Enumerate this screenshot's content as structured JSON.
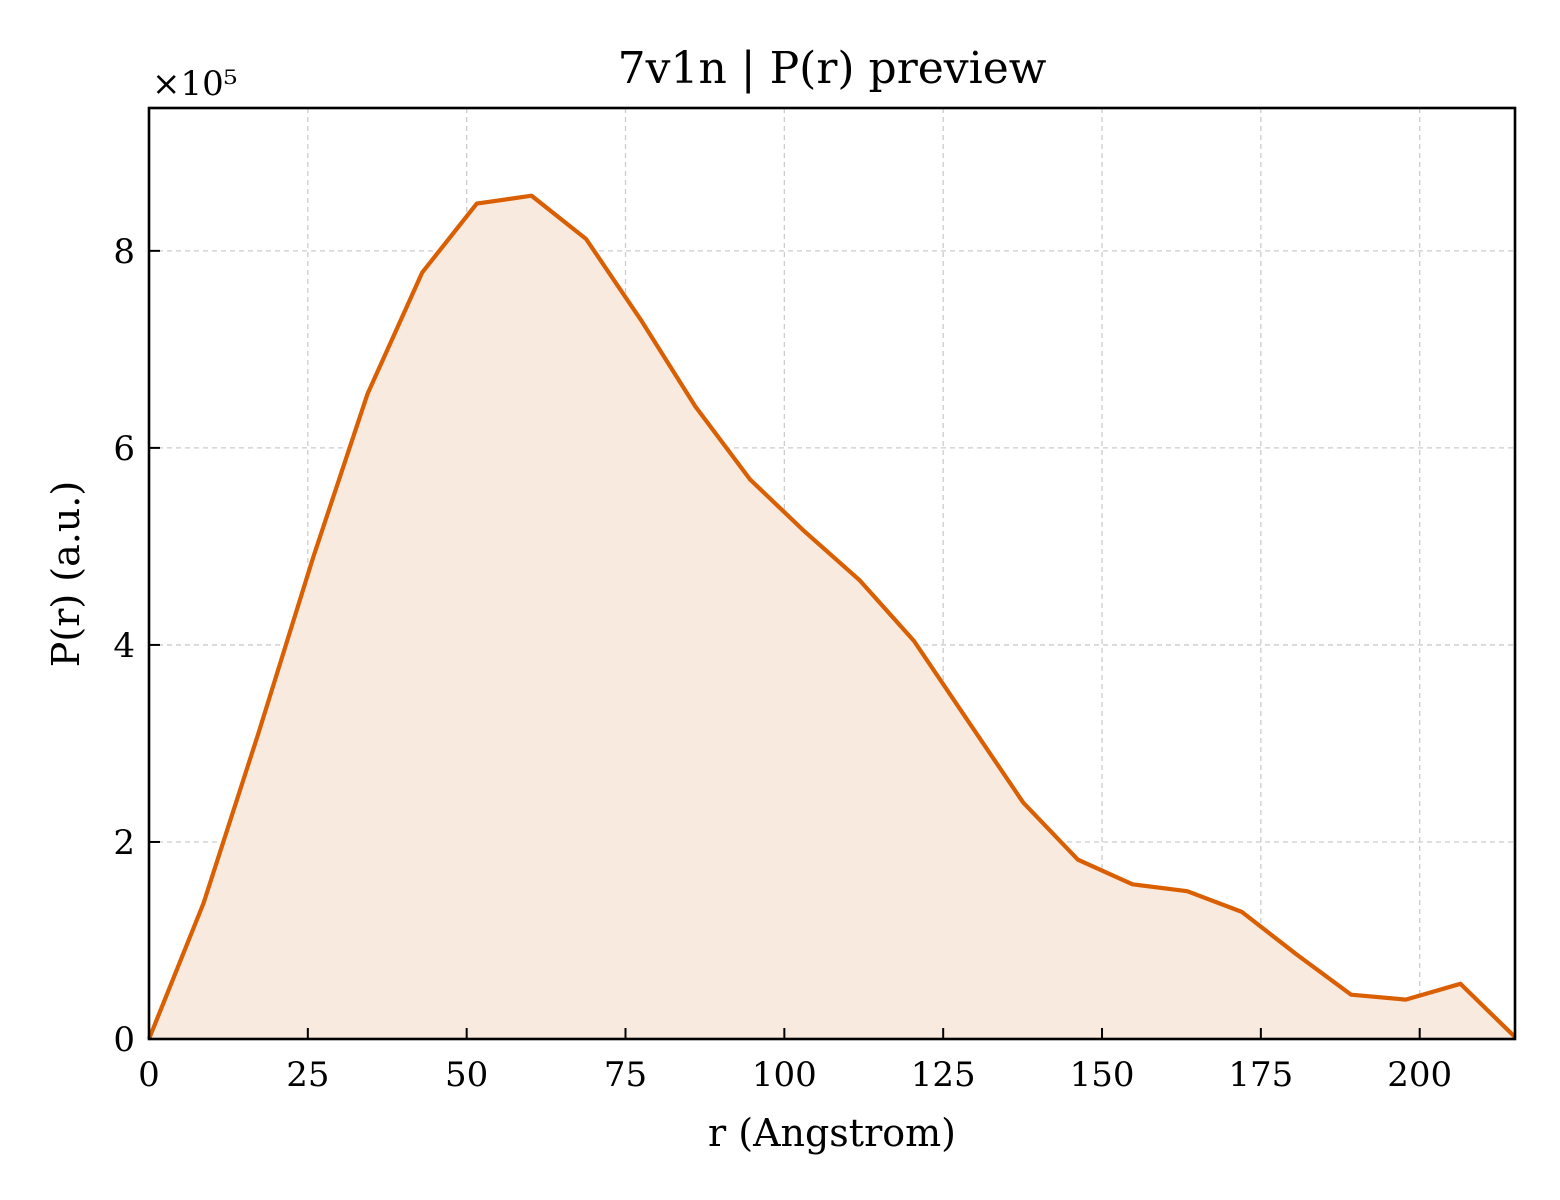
{
  "chart_data": {
    "type": "area",
    "title": "7v1n | P(r) preview",
    "xlabel": "r (Angstrom)",
    "ylabel": "P(r) (a.u.)",
    "y_multiplier_label": "×10⁵",
    "xlim": [
      0,
      215
    ],
    "ylim": [
      0,
      9.45
    ],
    "xticks": [
      0,
      25,
      50,
      75,
      100,
      125,
      150,
      175,
      200
    ],
    "yticks": [
      0,
      2,
      4,
      6,
      8
    ],
    "grid": true,
    "line_color": "#d95f02",
    "fill_color": "#f9eadf",
    "series": [
      {
        "x": [
          0,
          8.6,
          17.2,
          25.8,
          34.4,
          43.0,
          51.6,
          60.2,
          68.8,
          77.4,
          86.0,
          94.6,
          103.2,
          111.8,
          120.4,
          129.0,
          137.6,
          146.2,
          154.8,
          163.4,
          172.0,
          180.6,
          189.2,
          197.8,
          206.4,
          215.0
        ],
        "y": [
          0,
          1.38,
          3.1,
          4.88,
          6.55,
          7.78,
          8.48,
          8.56,
          8.12,
          7.3,
          6.42,
          5.68,
          5.15,
          4.66,
          4.04,
          3.22,
          2.4,
          1.82,
          1.57,
          1.5,
          1.29,
          0.86,
          0.45,
          0.4,
          0.56,
          0.02
        ]
      }
    ]
  }
}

#####

## EXERCISE INSTRUCTIONS
Retype the listing exactly. Pictures do not belong in the copy.

## WRITTEN RESPONSE
Enumerate this screenshot's content as structured JSON.
{
  "chart_data": {
    "type": "area",
    "title": "7v1n | P(r) preview",
    "xlabel": "r (Angstrom)",
    "ylabel": "P(r) (a.u.)",
    "y_multiplier_label": "×10⁵",
    "xlim": [
      0,
      215
    ],
    "ylim": [
      0,
      9.45
    ],
    "xticks": [
      0,
      25,
      50,
      75,
      100,
      125,
      150,
      175,
      200
    ],
    "yticks": [
      0,
      2,
      4,
      6,
      8
    ],
    "grid": true,
    "line_color": "#d95f02",
    "fill_color": "#f9eadf",
    "series": [
      {
        "x": [
          0,
          8.6,
          17.2,
          25.8,
          34.4,
          43.0,
          51.6,
          60.2,
          68.8,
          77.4,
          86.0,
          94.6,
          103.2,
          111.8,
          120.4,
          129.0,
          137.6,
          146.2,
          154.8,
          163.4,
          172.0,
          180.6,
          189.2,
          197.8,
          206.4,
          215.0
        ],
        "y": [
          0,
          1.38,
          3.1,
          4.88,
          6.55,
          7.78,
          8.48,
          8.56,
          8.12,
          7.3,
          6.42,
          5.68,
          5.15,
          4.66,
          4.04,
          3.22,
          2.4,
          1.82,
          1.57,
          1.5,
          1.29,
          0.86,
          0.45,
          0.4,
          0.56,
          0.02
        ]
      }
    ]
  }
}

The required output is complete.